[What is expected] Show each line from the listing that includes the word "name".
+ + +
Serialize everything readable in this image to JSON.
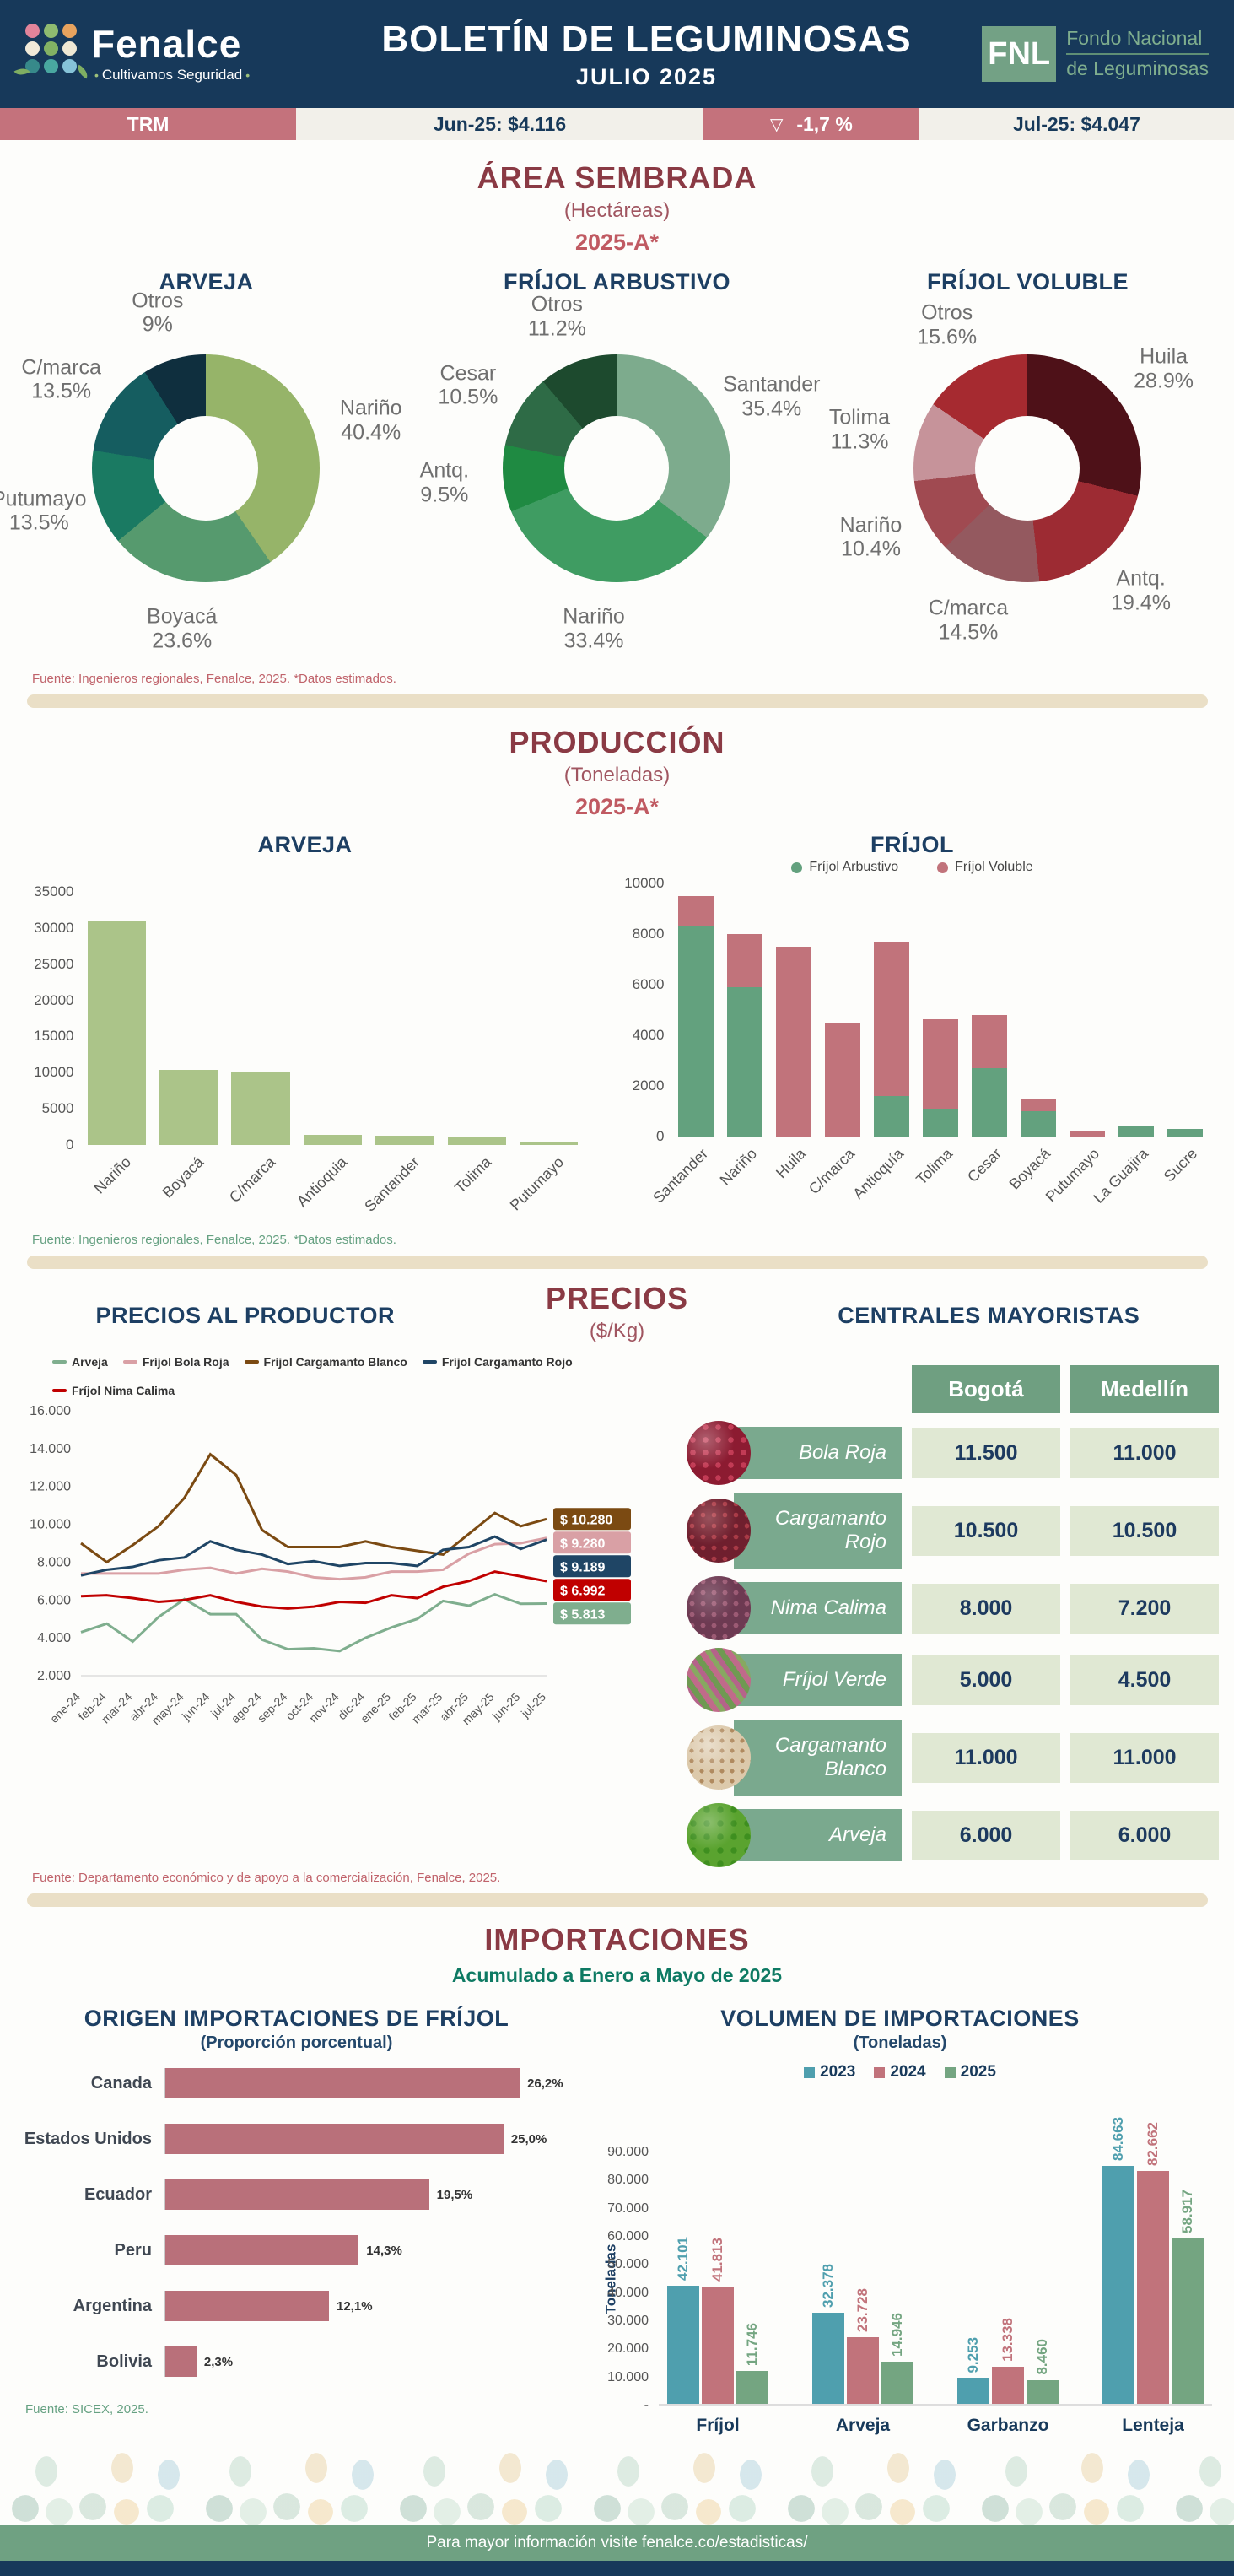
{
  "header": {
    "brand": {
      "name": "Fenalce",
      "tagline": "Cultivamos Seguridad"
    },
    "title": "BOLETÍN DE LEGUMINOSAS",
    "subtitle": "JULIO  2025",
    "fnl": {
      "abbr": "FNL",
      "line1": "Fondo Nacional",
      "line2": "de Leguminosas"
    }
  },
  "trm": {
    "label": "TRM",
    "jun": "Jun-25: $4.116",
    "arrow": "▽",
    "delta": "-1,7 %",
    "jul": "Jul-25: $4.047"
  },
  "sections": {
    "area": {
      "title": "ÁREA SEMBRADA",
      "unit": "(Hectáreas)",
      "period": "2025-A*",
      "source": "Fuente: Ingenieros regionales, Fenalce, 2025. *Datos estimados."
    },
    "produccion": {
      "title": "PRODUCCIÓN",
      "unit": "(Toneladas)",
      "period": "2025-A*",
      "source": "Fuente: Ingenieros regionales, Fenalce, 2025. *Datos estimados."
    },
    "precios": {
      "title": "PRECIOS",
      "unit": "($/Kg)",
      "left_title": "PRECIOS AL PRODUCTOR",
      "right_title": "CENTRALES MAYORISTAS",
      "source": "Fuente: Departamento económico y de apoyo a la comercialización,  Fenalce, 2025."
    },
    "importaciones": {
      "title": "IMPORTACIONES",
      "subtitle": "Acumulado a Enero a Mayo de 2025",
      "left_title": "ORIGEN IMPORTACIONES DE FRÍJOL",
      "left_sub": "(Proporción porcentual)",
      "right_title": "VOLUMEN DE IMPORTACIONES",
      "right_sub": "(Toneladas)",
      "source": "Fuente: SICEX, 2025."
    }
  },
  "footer": {
    "text": "Para mayor información visite fenalce.co/estadisticas/"
  },
  "chart_data": [
    {
      "type": "pie",
      "title": "ARVEJA",
      "donut": true,
      "slices": [
        {
          "label": "Nariño",
          "pct": 40.4,
          "display": "40.4%",
          "color": "#96b469"
        },
        {
          "label": "Boyacá",
          "pct": 23.6,
          "display": "23.6%",
          "color": "#569a6e"
        },
        {
          "label": "Putumayo",
          "pct": 13.5,
          "display": "13.5%",
          "color": "#1a7a62"
        },
        {
          "label": "C/marca",
          "pct": 13.5,
          "display": "13.5%",
          "color": "#155d60"
        },
        {
          "label": "Otros",
          "pct": 9.0,
          "display": "9%",
          "color": "#0f2f3e"
        }
      ]
    },
    {
      "type": "pie",
      "title": "FRÍJOL ARBUSTIVO",
      "donut": true,
      "slices": [
        {
          "label": "Santander",
          "pct": 35.4,
          "display": "35.4%",
          "color": "#7dab8d"
        },
        {
          "label": "Nariño",
          "pct": 33.4,
          "display": "33.4%",
          "color": "#3f9c62"
        },
        {
          "label": "Antq.",
          "pct": 9.5,
          "display": "9.5%",
          "color": "#1f8a42"
        },
        {
          "label": "Cesar",
          "pct": 10.5,
          "display": "10.5%",
          "color": "#2e6b46"
        },
        {
          "label": "Otros",
          "pct": 11.2,
          "display": "11.2%",
          "color": "#1d4a2e"
        }
      ]
    },
    {
      "type": "pie",
      "title": "FRÍJOL VOLUBLE",
      "donut": true,
      "slices": [
        {
          "label": "Huila",
          "pct": 28.9,
          "display": "28.9%",
          "color": "#4e1118"
        },
        {
          "label": "Antq.",
          "pct": 19.4,
          "display": "19.4%",
          "color": "#9d2b33"
        },
        {
          "label": "C/marca",
          "pct": 14.5,
          "display": "14.5%",
          "color": "#94595f"
        },
        {
          "label": "Nariño",
          "pct": 10.4,
          "display": "10.4%",
          "color": "#a04a51"
        },
        {
          "label": "Tolima",
          "pct": 11.3,
          "display": "11.3%",
          "color": "#c6939a"
        },
        {
          "label": "Otros",
          "pct": 15.6,
          "display": "15.6%",
          "color": "#a62a30"
        }
      ]
    },
    {
      "type": "bar",
      "title": "ARVEJA",
      "ylim": [
        0,
        35000
      ],
      "ytick": 5000,
      "bar_color": "#abc489",
      "categories": [
        "Nariño",
        "Boyacá",
        "C/marca",
        "Antioquia",
        "Santander",
        "Tolima",
        "Putumayo"
      ],
      "values": [
        31000,
        10400,
        10000,
        1400,
        1300,
        1000,
        300
      ]
    },
    {
      "type": "bar",
      "subtype": "stacked",
      "title": "FRÍJOL",
      "ylim": [
        0,
        10000
      ],
      "ytick": 2000,
      "categories": [
        "Santander",
        "Nariño",
        "Huila",
        "C/marca",
        "Antioquía",
        "Tolima",
        "Cesar",
        "Boyacá",
        "Putumayo",
        "La Guajira",
        "Sucre"
      ],
      "series": [
        {
          "name": "Fríjol Arbustivo",
          "color": "#63a17e",
          "values": [
            8300,
            5900,
            0,
            0,
            1600,
            1100,
            2700,
            1000,
            0,
            400,
            300
          ]
        },
        {
          "name": "Fríjol Voluble",
          "color": "#c1737b",
          "values": [
            1200,
            2100,
            7500,
            4500,
            6100,
            3550,
            2100,
            500,
            200,
            0,
            0
          ]
        }
      ]
    },
    {
      "type": "line",
      "title": "PRECIOS AL PRODUCTOR",
      "ylim": [
        2000,
        16000
      ],
      "ytick": 2000,
      "x": [
        "ene-24",
        "feb-24",
        "mar-24",
        "abr-24",
        "may-24",
        "jun-24",
        "jul-24",
        "ago-24",
        "sep-24",
        "oct-24",
        "nov-24",
        "dic-24",
        "ene-25",
        "feb-25",
        "mar-25",
        "abr-25",
        "may-25",
        "jun-25",
        "jul-25"
      ],
      "series": [
        {
          "name": "Arveja",
          "color": "#7fae8e",
          "final_label": "$ 5.813",
          "values": [
            4300,
            4750,
            3800,
            5100,
            6050,
            5250,
            5250,
            3900,
            3400,
            3450,
            3300,
            4000,
            4550,
            5000,
            5950,
            5700,
            6300,
            5800,
            5813
          ]
        },
        {
          "name": "Fríjol Bola Roja",
          "color": "#d9a0a5",
          "final_label": "$ 9.280",
          "values": [
            7400,
            7400,
            7400,
            7400,
            7600,
            7700,
            7400,
            7650,
            7500,
            7200,
            7100,
            7200,
            7500,
            7500,
            7600,
            8450,
            8950,
            9000,
            9280
          ]
        },
        {
          "name": "Fríjol Cargamanto Blanco",
          "color": "#7b4a12",
          "final_label": "$ 10.280",
          "values": [
            9000,
            8000,
            8900,
            9900,
            11400,
            13700,
            12600,
            9700,
            8800,
            8800,
            8800,
            9100,
            8800,
            8600,
            8400,
            9500,
            10600,
            9900,
            10280
          ]
        },
        {
          "name": "Fríjol Cargamanto Rojo",
          "color": "#1f4565",
          "final_label": "$ 9.189",
          "values": [
            7300,
            7600,
            7750,
            8100,
            8250,
            9100,
            8650,
            8400,
            7900,
            8050,
            7800,
            7950,
            7950,
            7800,
            8650,
            8800,
            9350,
            8700,
            9189
          ]
        },
        {
          "name": "Fríjol Nima Calima",
          "color": "#c00000",
          "final_label": "$ 6.992",
          "values": [
            6200,
            6250,
            6100,
            5900,
            6000,
            6250,
            5900,
            5650,
            5550,
            5650,
            5900,
            5850,
            6250,
            6100,
            6700,
            7000,
            7500,
            7250,
            6992
          ]
        }
      ]
    },
    {
      "type": "table",
      "title": "CENTRALES MAYORISTAS",
      "columns": [
        "Bogotá",
        "Medellín"
      ],
      "rows": [
        {
          "label": "Bola Roja",
          "bean": "bola-roja",
          "values": [
            "11.500",
            "11.000"
          ]
        },
        {
          "label": "Cargamanto Rojo",
          "bean": "cargamanto-rojo",
          "values": [
            "10.500",
            "10.500"
          ]
        },
        {
          "label": "Nima Calima",
          "bean": "nima-calima",
          "values": [
            "8.000",
            "7.200"
          ]
        },
        {
          "label": "Fríjol Verde",
          "bean": "frijol-verde",
          "values": [
            "5.000",
            "4.500"
          ]
        },
        {
          "label": "Cargamanto Blanco",
          "bean": "cargamanto-blanco",
          "values": [
            "11.000",
            "11.000"
          ]
        },
        {
          "label": "Arveja",
          "bean": "arveja",
          "values": [
            "6.000",
            "6.000"
          ]
        }
      ]
    },
    {
      "type": "bar",
      "subtype": "horizontal",
      "title": "ORIGEN IMPORTACIONES DE FRÍJOL",
      "xmax": 30,
      "bar_color": "#b9707a",
      "categories": [
        "Canada",
        "Estados Unidos",
        "Ecuador",
        "Peru",
        "Argentina",
        "Bolivia"
      ],
      "values": [
        26.2,
        25.0,
        19.5,
        14.3,
        12.1,
        2.3
      ],
      "labels": [
        "26,2%",
        "25,0%",
        "19,5%",
        "14,3%",
        "12,1%",
        "2,3%"
      ]
    },
    {
      "type": "bar",
      "subtype": "grouped",
      "title": "VOLUMEN DE IMPORTACIONES",
      "ylim": [
        0,
        90000
      ],
      "ytick": 10000,
      "ylabel": "Toneladas",
      "categories": [
        "Fríjol",
        "Arveja",
        "Garbanzo",
        "Lenteja"
      ],
      "series": [
        {
          "name": "2023",
          "color": "#4f9fae",
          "values": [
            42101,
            32378,
            9253,
            84663
          ],
          "labels": [
            "42.101",
            "32.378",
            "9.253",
            "84.663"
          ]
        },
        {
          "name": "2024",
          "color": "#c1737b",
          "values": [
            41813,
            23728,
            13338,
            82662
          ],
          "labels": [
            "41.813",
            "23.728",
            "13.338",
            "82.662"
          ]
        },
        {
          "name": "2025",
          "color": "#74a581",
          "values": [
            11746,
            14946,
            8460,
            58917
          ],
          "labels": [
            "11.746",
            "14.946",
            "8.460",
            "58.917"
          ]
        }
      ]
    }
  ]
}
+ + +
[Exercise response]
      "name": "Fenalce",
          "name": "Fríjol Arbustivo",
          "name": "Fríjol Voluble",
          "name": "Arveja",
          "name": "Fríjol Bola Roja",
          "name": "Fríjol Cargamanto Blanco",
          "name": "Fríjol Cargamanto Rojo",
          "name": "Fríjol Nima Calima",
          "name": "2023",
          "name": "2024",
          "name": "2025",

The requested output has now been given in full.